Make an exact copy of the lines, leaving the pictures out.

>> BEGIN

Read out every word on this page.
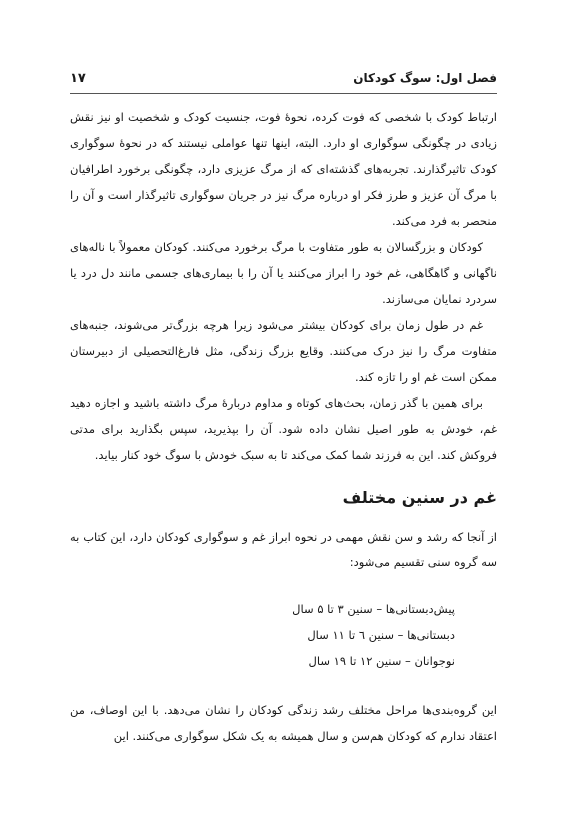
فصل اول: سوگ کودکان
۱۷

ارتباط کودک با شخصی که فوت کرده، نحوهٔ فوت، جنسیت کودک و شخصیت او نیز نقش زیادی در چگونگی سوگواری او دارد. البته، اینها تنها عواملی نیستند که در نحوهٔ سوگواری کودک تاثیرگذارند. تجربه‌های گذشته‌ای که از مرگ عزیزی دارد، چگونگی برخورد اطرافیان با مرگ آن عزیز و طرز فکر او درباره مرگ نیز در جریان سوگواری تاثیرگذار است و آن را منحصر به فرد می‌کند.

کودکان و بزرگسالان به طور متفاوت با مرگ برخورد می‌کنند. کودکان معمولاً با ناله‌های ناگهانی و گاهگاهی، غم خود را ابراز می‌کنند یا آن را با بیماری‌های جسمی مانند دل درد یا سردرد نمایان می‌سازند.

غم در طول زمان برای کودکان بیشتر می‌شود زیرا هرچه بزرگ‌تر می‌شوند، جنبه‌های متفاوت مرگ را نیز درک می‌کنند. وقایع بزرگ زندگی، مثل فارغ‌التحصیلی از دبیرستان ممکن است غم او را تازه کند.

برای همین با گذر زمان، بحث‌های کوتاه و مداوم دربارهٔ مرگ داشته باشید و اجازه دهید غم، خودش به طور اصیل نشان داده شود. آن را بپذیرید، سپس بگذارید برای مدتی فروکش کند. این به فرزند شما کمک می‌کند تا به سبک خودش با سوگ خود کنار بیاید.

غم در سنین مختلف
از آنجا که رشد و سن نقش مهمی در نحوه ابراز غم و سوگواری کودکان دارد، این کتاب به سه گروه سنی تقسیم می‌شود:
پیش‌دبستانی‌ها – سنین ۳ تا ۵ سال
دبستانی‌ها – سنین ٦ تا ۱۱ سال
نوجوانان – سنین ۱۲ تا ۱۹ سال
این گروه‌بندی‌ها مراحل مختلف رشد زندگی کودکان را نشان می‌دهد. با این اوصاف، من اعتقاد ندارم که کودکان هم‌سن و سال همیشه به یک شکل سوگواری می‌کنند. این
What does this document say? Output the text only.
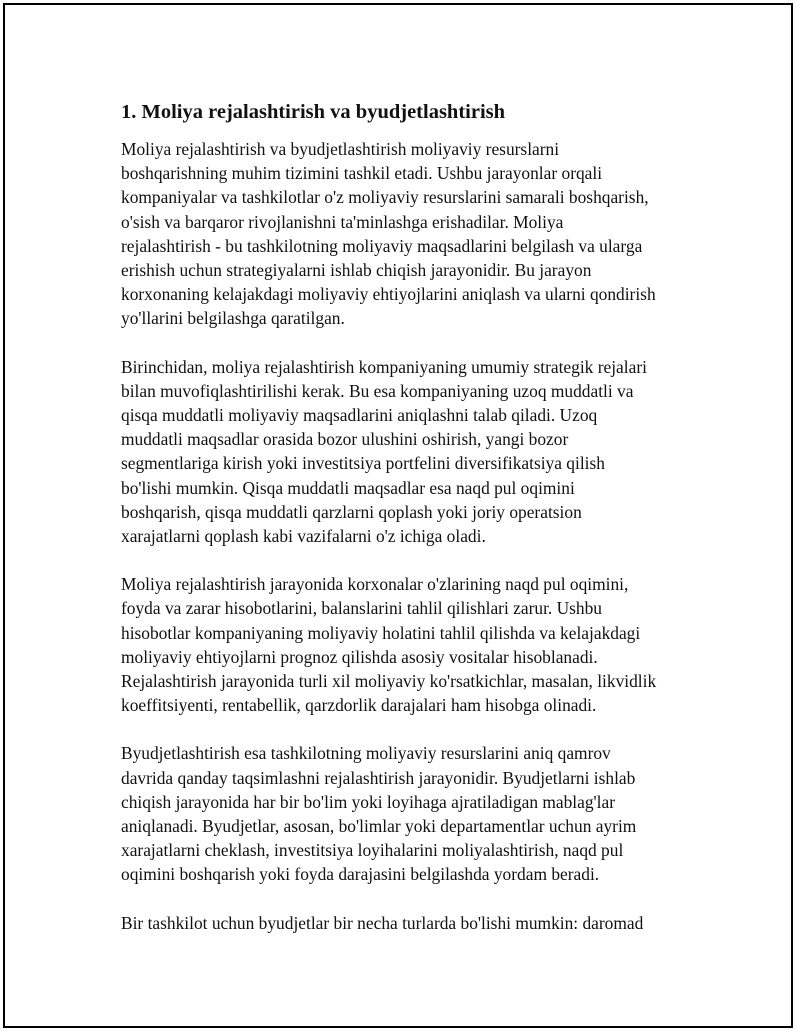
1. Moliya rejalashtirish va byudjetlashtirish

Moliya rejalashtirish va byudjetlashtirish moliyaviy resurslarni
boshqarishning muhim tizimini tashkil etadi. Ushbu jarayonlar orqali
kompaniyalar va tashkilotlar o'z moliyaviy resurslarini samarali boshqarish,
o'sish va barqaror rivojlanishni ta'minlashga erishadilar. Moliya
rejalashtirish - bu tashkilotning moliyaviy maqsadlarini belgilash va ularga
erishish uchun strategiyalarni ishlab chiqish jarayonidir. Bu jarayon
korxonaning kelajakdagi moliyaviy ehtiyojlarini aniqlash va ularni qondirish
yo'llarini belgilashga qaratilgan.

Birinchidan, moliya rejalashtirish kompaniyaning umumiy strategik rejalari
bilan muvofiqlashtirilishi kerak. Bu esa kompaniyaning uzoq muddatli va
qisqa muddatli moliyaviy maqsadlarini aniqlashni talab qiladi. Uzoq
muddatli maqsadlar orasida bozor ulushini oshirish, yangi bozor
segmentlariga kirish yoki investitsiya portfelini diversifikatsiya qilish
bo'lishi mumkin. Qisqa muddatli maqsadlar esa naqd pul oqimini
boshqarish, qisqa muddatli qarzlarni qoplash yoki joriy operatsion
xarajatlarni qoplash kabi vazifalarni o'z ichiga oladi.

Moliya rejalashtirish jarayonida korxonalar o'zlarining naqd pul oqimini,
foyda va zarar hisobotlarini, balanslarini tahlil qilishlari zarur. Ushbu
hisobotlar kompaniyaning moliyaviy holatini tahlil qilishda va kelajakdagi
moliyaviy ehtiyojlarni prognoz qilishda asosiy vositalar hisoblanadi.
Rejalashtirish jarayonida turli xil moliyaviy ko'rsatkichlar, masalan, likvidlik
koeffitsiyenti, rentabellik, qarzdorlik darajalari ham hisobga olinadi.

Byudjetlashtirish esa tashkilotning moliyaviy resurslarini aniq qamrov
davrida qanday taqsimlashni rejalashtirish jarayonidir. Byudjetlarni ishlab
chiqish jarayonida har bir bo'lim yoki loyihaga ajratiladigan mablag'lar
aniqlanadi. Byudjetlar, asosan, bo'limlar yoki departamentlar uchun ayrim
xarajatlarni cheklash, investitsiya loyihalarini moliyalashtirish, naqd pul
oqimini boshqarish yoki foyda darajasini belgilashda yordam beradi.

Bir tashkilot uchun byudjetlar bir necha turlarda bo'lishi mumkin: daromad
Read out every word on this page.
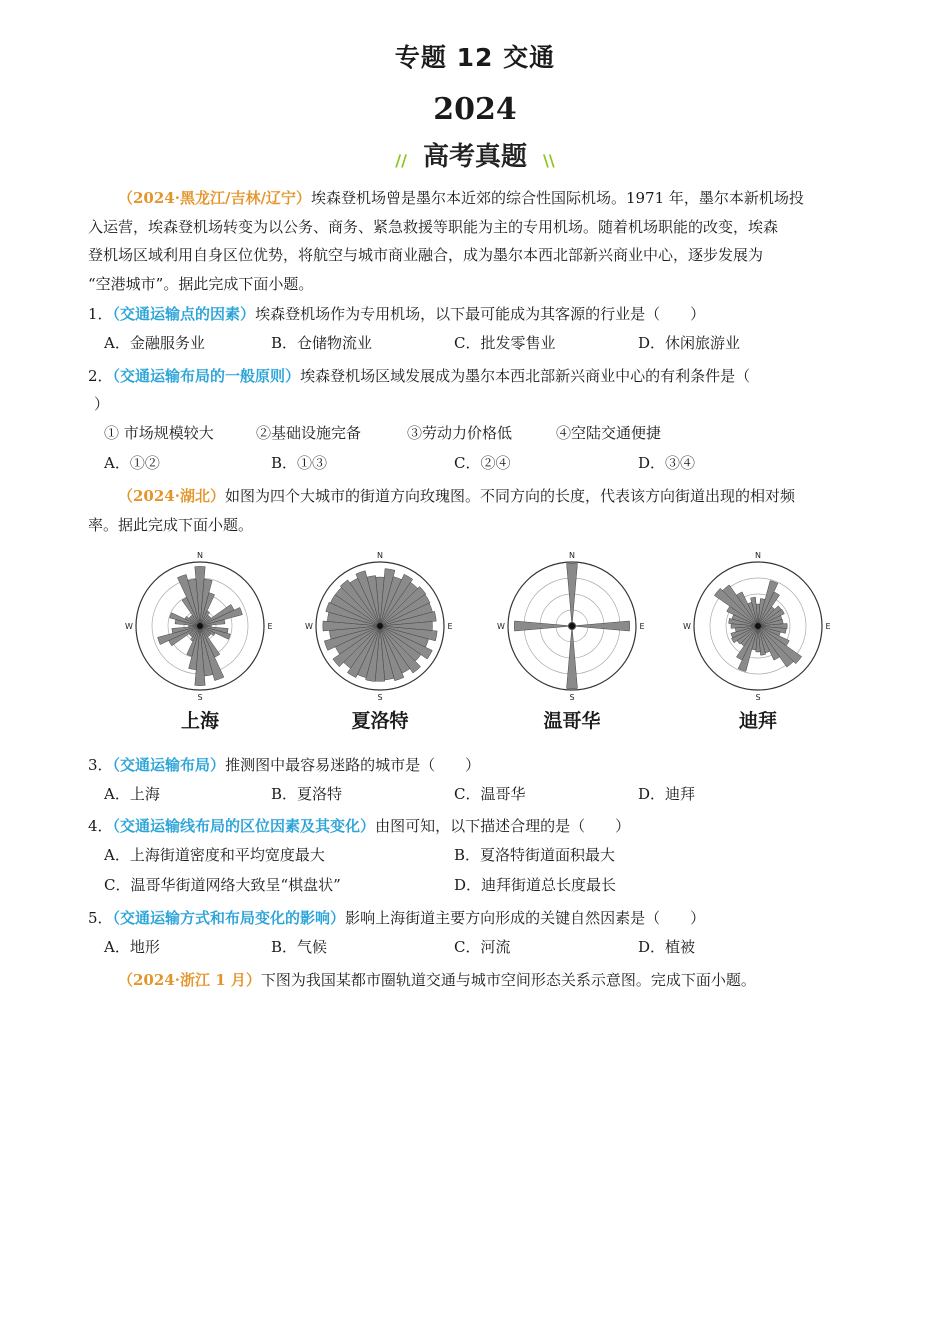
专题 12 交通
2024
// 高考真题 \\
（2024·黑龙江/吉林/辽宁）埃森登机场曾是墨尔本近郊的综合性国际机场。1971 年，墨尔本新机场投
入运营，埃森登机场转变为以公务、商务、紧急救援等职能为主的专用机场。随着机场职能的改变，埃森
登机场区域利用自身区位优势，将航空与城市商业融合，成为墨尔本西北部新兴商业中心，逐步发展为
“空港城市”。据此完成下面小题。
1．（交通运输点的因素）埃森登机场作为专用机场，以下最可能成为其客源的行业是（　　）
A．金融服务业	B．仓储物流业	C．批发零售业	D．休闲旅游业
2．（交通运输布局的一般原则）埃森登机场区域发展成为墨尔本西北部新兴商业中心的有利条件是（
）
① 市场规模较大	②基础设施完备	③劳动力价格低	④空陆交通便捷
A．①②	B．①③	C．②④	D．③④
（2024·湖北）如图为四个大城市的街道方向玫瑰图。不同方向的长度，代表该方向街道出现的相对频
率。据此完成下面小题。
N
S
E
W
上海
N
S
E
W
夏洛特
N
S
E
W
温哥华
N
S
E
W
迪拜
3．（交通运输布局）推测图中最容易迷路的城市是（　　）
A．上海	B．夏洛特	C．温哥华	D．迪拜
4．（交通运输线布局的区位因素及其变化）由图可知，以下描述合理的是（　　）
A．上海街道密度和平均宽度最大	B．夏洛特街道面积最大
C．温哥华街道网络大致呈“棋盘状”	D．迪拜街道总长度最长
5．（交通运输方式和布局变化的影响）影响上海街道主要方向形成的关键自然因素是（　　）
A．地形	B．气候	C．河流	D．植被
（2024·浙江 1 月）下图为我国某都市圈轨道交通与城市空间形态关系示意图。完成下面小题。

>> END

## Worked answer
Read out every word on this page.
فصل اول: سوگ کودکان
۱۷

ارتباط کودک با شخصی که فوت کرده، نحوهٔ فوت، جنسیت کودک و شخصیت او نیز نقش زیادی در چگونگی سوگواری او دارد. البته، اینها تنها عواملی نیستند که در نحوهٔ سوگواری کودک تاثیرگذارند. تجربه‌های گذشته‌ای که از مرگ عزیزی دارد، چگونگی برخورد اطرافیان با مرگ آن عزیز و طرز فکر او درباره مرگ نیز در جریان سوگواری تاثیرگذار است و آن را منحصر به فرد می‌کند.

کودکان و بزرگسالان به طور متفاوت با مرگ برخورد می‌کنند. کودکان معمولاً با ناله‌های ناگهانی و گاهگاهی، غم خود را ابراز می‌کنند یا آن را با بیماری‌های جسمی مانند دل درد یا سردرد نمایان می‌سازند.

غم در طول زمان برای کودکان بیشتر می‌شود زیرا هرچه بزرگ‌تر می‌شوند، جنبه‌های متفاوت مرگ را نیز درک می‌کنند. وقایع بزرگ زندگی، مثل فارغ‌التحصیلی از دبیرستان ممکن است غم او را تازه کند.

برای همین با گذر زمان، بحث‌های کوتاه و مداوم دربارهٔ مرگ داشته باشید و اجازه دهید غم، خودش به طور اصیل نشان داده شود. آن را بپذیرید، سپس بگذارید برای مدتی فروکش کند. این به فرزند شما کمک می‌کند تا به سبک خودش با سوگ خود کنار بیاید.

غم در سنین مختلف
از آنجا که رشد و سن نقش مهمی در نحوه ابراز غم و سوگواری کودکان دارد، این کتاب به سه گروه سنی تقسیم می‌شود:
پیش‌دبستانی‌ها – سنین ۳ تا ۵ سال
دبستانی‌ها – سنین ٦ تا ۱۱ سال
نوجوانان – سنین ۱۲ تا ۱۹ سال
این گروه‌بندی‌ها مراحل مختلف رشد زندگی کودکان را نشان می‌دهد. با این اوصاف، من اعتقاد ندارم که کودکان هم‌سن و سال همیشه به یک شکل سوگواری می‌کنند. این
What does this document say? Output the text only.
1. Moliya rejalashtirish va byudjetlashtirish

Moliya rejalashtirish va byudjetlashtirish moliyaviy resurslarni
boshqarishning muhim tizimini tashkil etadi. Ushbu jarayonlar orqali
kompaniyalar va tashkilotlar o'z moliyaviy resurslarini samarali boshqarish,
o'sish va barqaror rivojlanishni ta'minlashga erishadilar. Moliya
rejalashtirish - bu tashkilotning moliyaviy maqsadlarini belgilash va ularga
erishish uchun strategiyalarni ishlab chiqish jarayonidir. Bu jarayon
korxonaning kelajakdagi moliyaviy ehtiyojlarini aniqlash va ularni qondirish
yo'llarini belgilashga qaratilgan.

Birinchidan, moliya rejalashtirish kompaniyaning umumiy strategik rejalari
bilan muvofiqlashtirilishi kerak. Bu esa kompaniyaning uzoq muddatli va
qisqa muddatli moliyaviy maqsadlarini aniqlashni talab qiladi. Uzoq
muddatli maqsadlar orasida bozor ulushini oshirish, yangi bozor
segmentlariga kirish yoki investitsiya portfelini diversifikatsiya qilish
bo'lishi mumkin. Qisqa muddatli maqsadlar esa naqd pul oqimini
boshqarish, qisqa muddatli qarzlarni qoplash yoki joriy operatsion
xarajatlarni qoplash kabi vazifalarni o'z ichiga oladi.

Moliya rejalashtirish jarayonida korxonalar o'zlarining naqd pul oqimini,
foyda va zarar hisobotlarini, balanslarini tahlil qilishlari zarur. Ushbu
hisobotlar kompaniyaning moliyaviy holatini tahlil qilishda va kelajakdagi
moliyaviy ehtiyojlarni prognoz qilishda asosiy vositalar hisoblanadi.
Rejalashtirish jarayonida turli xil moliyaviy ko'rsatkichlar, masalan, likvidlik
koeffitsiyenti, rentabellik, qarzdorlik darajalari ham hisobga olinadi.

Byudjetlashtirish esa tashkilotning moliyaviy resurslarini aniq qamrov
davrida qanday taqsimlashni rejalashtirish jarayonidir. Byudjetlarni ishlab
chiqish jarayonida har bir bo'lim yoki loyihaga ajratiladigan mablag'lar
aniqlanadi. Byudjetlar, asosan, bo'limlar yoki departamentlar uchun ayrim
xarajatlarni cheklash, investitsiya loyihalarini moliyalashtirish, naqd pul
oqimini boshqarish yoki foyda darajasini belgilashda yordam beradi.

Bir tashkilot uchun byudjetlar bir necha turlarda bo'lishi mumkin: daromad
Read out every word on this page.
专题 12 交通
2024
// 高考真题 \\
（2024·黑龙江/吉林/辽宁）埃森登机场曾是墨尔本近郊的综合性国际机场。1971 年，墨尔本新机场投
入运营，埃森登机场转变为以公务、商务、紧急救援等职能为主的专用机场。随着机场职能的改变，埃森
登机场区域利用自身区位优势，将航空与城市商业融合，成为墨尔本西北部新兴商业中心，逐步发展为
“空港城市”。据此完成下面小题。
1．（交通运输点的因素）埃森登机场作为专用机场，以下最可能成为其客源的行业是（　　）
A．金融服务业	B．仓储物流业	C．批发零售业	D．休闲旅游业
2．（交通运输布局的一般原则）埃森登机场区域发展成为墨尔本西北部新兴商业中心的有利条件是（
）
① 市场规模较大	②基础设施完备	③劳动力价格低	④空陆交通便捷
A．①②	B．①③	C．②④	D．③④
（2024·湖北）如图为四个大城市的街道方向玫瑰图。不同方向的长度，代表该方向街道出现的相对频
率。据此完成下面小题。
N
S
E
W
上海
N
S
E
W
夏洛特
N
S
E
W
温哥华
N
S
E
W
迪拜
3．（交通运输布局）推测图中最容易迷路的城市是（　　）
A．上海	B．夏洛特	C．温哥华	D．迪拜
4．（交通运输线布局的区位因素及其变化）由图可知，以下描述合理的是（　　）
A．上海街道密度和平均宽度最大	B．夏洛特街道面积最大
C．温哥华街道网络大致呈“棋盘状”	D．迪拜街道总长度最长
5．（交通运输方式和布局变化的影响）影响上海街道主要方向形成的关键自然因素是（　　）
A．地形	B．气候	C．河流	D．植被
（2024·浙江 1 月）下图为我国某都市圈轨道交通与城市空间形态关系示意图。完成下面小题。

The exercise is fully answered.